* Begin Extracted records *

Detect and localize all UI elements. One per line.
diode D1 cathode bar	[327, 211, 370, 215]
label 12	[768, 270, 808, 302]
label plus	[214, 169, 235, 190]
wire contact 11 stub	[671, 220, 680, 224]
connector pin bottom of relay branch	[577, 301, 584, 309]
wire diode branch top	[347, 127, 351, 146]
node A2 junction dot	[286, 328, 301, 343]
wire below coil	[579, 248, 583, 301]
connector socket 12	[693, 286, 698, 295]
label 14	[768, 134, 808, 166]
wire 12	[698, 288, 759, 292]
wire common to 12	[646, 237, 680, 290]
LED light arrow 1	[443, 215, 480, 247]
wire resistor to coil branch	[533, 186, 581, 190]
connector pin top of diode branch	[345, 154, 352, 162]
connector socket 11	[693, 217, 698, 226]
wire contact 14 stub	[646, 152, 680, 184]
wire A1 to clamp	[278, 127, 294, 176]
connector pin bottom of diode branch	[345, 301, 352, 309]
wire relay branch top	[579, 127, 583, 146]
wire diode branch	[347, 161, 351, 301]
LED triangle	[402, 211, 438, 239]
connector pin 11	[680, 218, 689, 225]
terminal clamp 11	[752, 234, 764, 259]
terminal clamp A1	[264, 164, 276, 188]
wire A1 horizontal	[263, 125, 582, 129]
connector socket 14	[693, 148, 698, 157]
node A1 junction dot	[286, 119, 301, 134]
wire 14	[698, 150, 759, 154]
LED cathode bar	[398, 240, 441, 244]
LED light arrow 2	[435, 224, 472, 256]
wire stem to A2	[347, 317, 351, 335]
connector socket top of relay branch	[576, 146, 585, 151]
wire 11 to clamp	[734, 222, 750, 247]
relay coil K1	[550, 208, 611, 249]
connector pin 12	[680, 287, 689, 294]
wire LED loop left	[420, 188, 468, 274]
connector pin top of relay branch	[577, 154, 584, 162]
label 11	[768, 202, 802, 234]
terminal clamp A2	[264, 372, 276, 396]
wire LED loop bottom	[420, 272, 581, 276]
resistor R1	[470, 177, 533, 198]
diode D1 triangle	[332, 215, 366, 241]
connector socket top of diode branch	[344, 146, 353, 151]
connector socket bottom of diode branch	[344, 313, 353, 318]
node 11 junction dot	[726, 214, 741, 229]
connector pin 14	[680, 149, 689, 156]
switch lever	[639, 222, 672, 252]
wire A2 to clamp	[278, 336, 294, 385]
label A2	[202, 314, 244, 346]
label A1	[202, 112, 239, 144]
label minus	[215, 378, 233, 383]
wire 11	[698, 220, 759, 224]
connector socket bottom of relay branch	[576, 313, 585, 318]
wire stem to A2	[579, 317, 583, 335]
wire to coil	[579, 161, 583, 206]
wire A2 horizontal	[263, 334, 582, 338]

* End Extracted records *

**Task brief**
Copy every line of the records above, unchanged and in the same order.

**Answer for this exercise**
Detect and localize all UI elements. One per line.
diode D1 cathode bar	[327, 211, 370, 215]
label 12	[768, 270, 808, 302]
label plus	[214, 169, 235, 190]
wire contact 11 stub	[671, 220, 680, 224]
connector pin bottom of relay branch	[577, 301, 584, 309]
wire diode branch top	[347, 127, 351, 146]
node A2 junction dot	[286, 328, 301, 343]
wire below coil	[579, 248, 583, 301]
connector socket 12	[693, 286, 698, 295]
label 14	[768, 134, 808, 166]
wire 12	[698, 288, 759, 292]
wire common to 12	[646, 237, 680, 290]
LED light arrow 1	[443, 215, 480, 247]
wire resistor to coil branch	[533, 186, 581, 190]
connector pin top of diode branch	[345, 154, 352, 162]
connector socket 11	[693, 217, 698, 226]
wire contact 14 stub	[646, 152, 680, 184]
wire A1 to clamp	[278, 127, 294, 176]
connector pin bottom of diode branch	[345, 301, 352, 309]
wire relay branch top	[579, 127, 583, 146]
wire diode branch	[347, 161, 351, 301]
LED triangle	[402, 211, 438, 239]
connector pin 11	[680, 218, 689, 225]
terminal clamp 11	[752, 234, 764, 259]
terminal clamp A1	[264, 164, 276, 188]
wire A1 horizontal	[263, 125, 582, 129]
connector socket 14	[693, 148, 698, 157]
node A1 junction dot	[286, 119, 301, 134]
wire 14	[698, 150, 759, 154]
LED cathode bar	[398, 240, 441, 244]
LED light arrow 2	[435, 224, 472, 256]
wire stem to A2	[347, 317, 351, 335]
connector socket top of relay branch	[576, 146, 585, 151]
wire 11 to clamp	[734, 222, 750, 247]
relay coil K1	[550, 208, 611, 249]
connector pin 12	[680, 287, 689, 294]
wire LED loop left	[420, 188, 468, 274]
connector pin top of relay branch	[577, 154, 584, 162]
label 11	[768, 202, 802, 234]
terminal clamp A2	[264, 372, 276, 396]
wire LED loop bottom	[420, 272, 581, 276]
resistor R1	[470, 177, 533, 198]
diode D1 triangle	[332, 215, 366, 241]
connector socket top of diode branch	[344, 146, 353, 151]
connector socket bottom of diode branch	[344, 313, 353, 318]
node 11 junction dot	[726, 214, 741, 229]
connector pin 14	[680, 149, 689, 156]
switch lever	[639, 222, 672, 252]
wire A2 to clamp	[278, 336, 294, 385]
label A2	[202, 314, 244, 346]
label A1	[202, 112, 239, 144]
label minus	[215, 378, 233, 383]
wire 11	[698, 220, 759, 224]
connector socket bottom of relay branch	[576, 313, 585, 318]
wire stem to A2	[579, 317, 583, 335]
wire to coil	[579, 161, 583, 206]
wire A2 horizontal	[263, 334, 582, 338]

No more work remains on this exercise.